• Entries:
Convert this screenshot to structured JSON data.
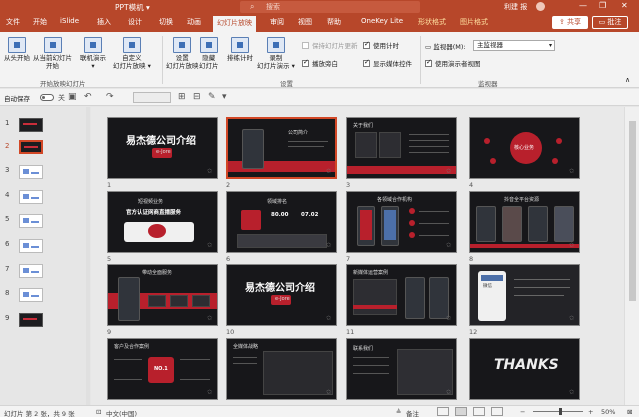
{
  "window": {
    "title": "PPT模机 ▾",
    "search_placeholder": "搜索",
    "user": "利建 报",
    "minimize": "—",
    "restore": "❐",
    "close": "✕"
  },
  "tabs": [
    {
      "label": "文件",
      "active": false
    },
    {
      "label": "开始",
      "active": false
    },
    {
      "label": "iSlide",
      "active": false
    },
    {
      "label": "插入",
      "active": false
    },
    {
      "label": "设计",
      "active": false
    },
    {
      "label": "切换",
      "active": false
    },
    {
      "label": "动画",
      "active": false
    },
    {
      "label": "幻灯片放映",
      "active": true
    },
    {
      "label": "审阅",
      "active": false
    },
    {
      "label": "视图",
      "active": false
    },
    {
      "label": "帮助",
      "active": false
    },
    {
      "label": "OneKey Lite",
      "active": false
    },
    {
      "label": "形状格式",
      "active": false
    },
    {
      "label": "图片格式",
      "active": false
    }
  ],
  "actions": {
    "share": "共享",
    "comments": "批注"
  },
  "ribbon": {
    "buttons": [
      {
        "label": "从头开始",
        "sub": ""
      },
      {
        "label": "从当前幻灯片",
        "sub": "开始"
      },
      {
        "label": "联机演示",
        "sub": "▾"
      },
      {
        "label": "自定义",
        "sub": "幻灯片放映 ▾"
      },
      {
        "label": "设置",
        "sub": "幻灯片放映"
      },
      {
        "label": "隐藏",
        "sub": "幻灯片"
      },
      {
        "label": "排练计时",
        "sub": ""
      },
      {
        "label": "录制",
        "sub": "幻灯片演示 ▾"
      }
    ],
    "checkboxes": [
      {
        "label": "保持幻灯片更新",
        "checked": false,
        "disabled": true
      },
      {
        "label": "使用计时",
        "checked": true,
        "disabled": false
      },
      {
        "label": "播放旁白",
        "checked": true,
        "disabled": false
      },
      {
        "label": "显示媒体控件",
        "checked": true,
        "disabled": false
      },
      {
        "label": "使用演示者视图",
        "checked": true,
        "disabled": false
      }
    ],
    "monitor_label": "监视器(M):",
    "monitor_value": "主监视器",
    "groups": [
      "开始放映幻灯片",
      "设置",
      "监视器"
    ]
  },
  "qat": {
    "autosave_label": "自动保存",
    "autosave_state": "关"
  },
  "thumbnails": [
    {
      "num": "1",
      "theme": "dark",
      "selected": false
    },
    {
      "num": "2",
      "theme": "dark",
      "selected": true
    },
    {
      "num": "3",
      "theme": "light",
      "selected": false
    },
    {
      "num": "4",
      "theme": "light",
      "selected": false
    },
    {
      "num": "5",
      "theme": "light",
      "selected": false
    },
    {
      "num": "6",
      "theme": "light",
      "selected": false
    },
    {
      "num": "7",
      "theme": "light",
      "selected": false
    },
    {
      "num": "8",
      "theme": "light",
      "selected": false
    },
    {
      "num": "9",
      "theme": "dark",
      "selected": false
    }
  ],
  "slides": {
    "s1": {
      "num": "1",
      "title": "易杰德公司介绍",
      "sub": "e-Jore"
    },
    "s2": {
      "num": "2",
      "title": "公司简介"
    },
    "s3": {
      "num": "3",
      "title": "关于我们"
    },
    "s4": {
      "num": "4",
      "title": "核心业务"
    },
    "s5": {
      "num": "5",
      "title": "短视频业务",
      "sub": "官方认证网商直播服务"
    },
    "s6": {
      "num": "6",
      "title": "领域排名",
      "v1": "80.00",
      "v2": "07.02"
    },
    "s7": {
      "num": "7",
      "title": "各领域合作机构"
    },
    "s8": {
      "num": "8",
      "title": "抖音全平台资源"
    },
    "s9": {
      "num": "9",
      "title": "带动全面服务"
    },
    "s10": {
      "num": "10",
      "title": "易杰德公司介绍",
      "sub": "e-Jore"
    },
    "s11": {
      "num": "11",
      "title": "新媒体运营案例"
    },
    "s12": {
      "num": "12",
      "title": "微信"
    },
    "s13": {
      "num": "13",
      "title": "客户及合作案例",
      "badge": "NO.1"
    },
    "s14": {
      "num": "14",
      "title": "全媒体战略"
    },
    "s15": {
      "num": "15",
      "title": "联系我们"
    },
    "s16": {
      "num": "16",
      "title": "THANKS"
    }
  },
  "status": {
    "slide_info": "幻灯片 第 2 张，共 9 张",
    "language": "中文(中国)",
    "notes": "备注",
    "zoom": "50%"
  }
}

• Goal of the exercise:
Without including the pictures, return each record above exactly as it stands.

• Solution to the problem:
Convert this screenshot to structured JSON data.
{
  "window": {
    "title": "PPT模机 ▾",
    "search_placeholder": "搜索",
    "user": "利建 报",
    "minimize": "—",
    "restore": "❐",
    "close": "✕"
  },
  "tabs": [
    {
      "label": "文件",
      "active": false
    },
    {
      "label": "开始",
      "active": false
    },
    {
      "label": "iSlide",
      "active": false
    },
    {
      "label": "插入",
      "active": false
    },
    {
      "label": "设计",
      "active": false
    },
    {
      "label": "切换",
      "active": false
    },
    {
      "label": "动画",
      "active": false
    },
    {
      "label": "幻灯片放映",
      "active": true
    },
    {
      "label": "审阅",
      "active": false
    },
    {
      "label": "视图",
      "active": false
    },
    {
      "label": "帮助",
      "active": false
    },
    {
      "label": "OneKey Lite",
      "active": false
    },
    {
      "label": "形状格式",
      "active": false
    },
    {
      "label": "图片格式",
      "active": false
    }
  ],
  "actions": {
    "share": "共享",
    "comments": "批注"
  },
  "ribbon": {
    "buttons": [
      {
        "label": "从头开始",
        "sub": ""
      },
      {
        "label": "从当前幻灯片",
        "sub": "开始"
      },
      {
        "label": "联机演示",
        "sub": "▾"
      },
      {
        "label": "自定义",
        "sub": "幻灯片放映 ▾"
      },
      {
        "label": "设置",
        "sub": "幻灯片放映"
      },
      {
        "label": "隐藏",
        "sub": "幻灯片"
      },
      {
        "label": "排练计时",
        "sub": ""
      },
      {
        "label": "录制",
        "sub": "幻灯片演示 ▾"
      }
    ],
    "checkboxes": [
      {
        "label": "保持幻灯片更新",
        "checked": false,
        "disabled": true
      },
      {
        "label": "使用计时",
        "checked": true,
        "disabled": false
      },
      {
        "label": "播放旁白",
        "checked": true,
        "disabled": false
      },
      {
        "label": "显示媒体控件",
        "checked": true,
        "disabled": false
      },
      {
        "label": "使用演示者视图",
        "checked": true,
        "disabled": false
      }
    ],
    "monitor_label": "监视器(M):",
    "monitor_value": "主监视器",
    "groups": [
      "开始放映幻灯片",
      "设置",
      "监视器"
    ]
  },
  "qat": {
    "autosave_label": "自动保存",
    "autosave_state": "关"
  },
  "thumbnails": [
    {
      "num": "1",
      "theme": "dark",
      "selected": false
    },
    {
      "num": "2",
      "theme": "dark",
      "selected": true
    },
    {
      "num": "3",
      "theme": "light",
      "selected": false
    },
    {
      "num": "4",
      "theme": "light",
      "selected": false
    },
    {
      "num": "5",
      "theme": "light",
      "selected": false
    },
    {
      "num": "6",
      "theme": "light",
      "selected": false
    },
    {
      "num": "7",
      "theme": "light",
      "selected": false
    },
    {
      "num": "8",
      "theme": "light",
      "selected": false
    },
    {
      "num": "9",
      "theme": "dark",
      "selected": false
    }
  ],
  "slides": {
    "s1": {
      "num": "1",
      "title": "易杰德公司介绍",
      "sub": "e-Jore"
    },
    "s2": {
      "num": "2",
      "title": "公司简介"
    },
    "s3": {
      "num": "3",
      "title": "关于我们"
    },
    "s4": {
      "num": "4",
      "title": "核心业务"
    },
    "s5": {
      "num": "5",
      "title": "短视频业务",
      "sub": "官方认证网商直播服务"
    },
    "s6": {
      "num": "6",
      "title": "领域排名",
      "v1": "80.00",
      "v2": "07.02"
    },
    "s7": {
      "num": "7",
      "title": "各领域合作机构"
    },
    "s8": {
      "num": "8",
      "title": "抖音全平台资源"
    },
    "s9": {
      "num": "9",
      "title": "带动全面服务"
    },
    "s10": {
      "num": "10",
      "title": "易杰德公司介绍",
      "sub": "e-Jore"
    },
    "s11": {
      "num": "11",
      "title": "新媒体运营案例"
    },
    "s12": {
      "num": "12",
      "title": "微信"
    },
    "s13": {
      "num": "13",
      "title": "客户及合作案例",
      "badge": "NO.1"
    },
    "s14": {
      "num": "14",
      "title": "全媒体战略"
    },
    "s15": {
      "num": "15",
      "title": "联系我们"
    },
    "s16": {
      "num": "16",
      "title": "THANKS"
    }
  },
  "status": {
    "slide_info": "幻灯片 第 2 张，共 9 张",
    "language": "中文(中国)",
    "notes": "备注",
    "zoom": "50%"
  }
}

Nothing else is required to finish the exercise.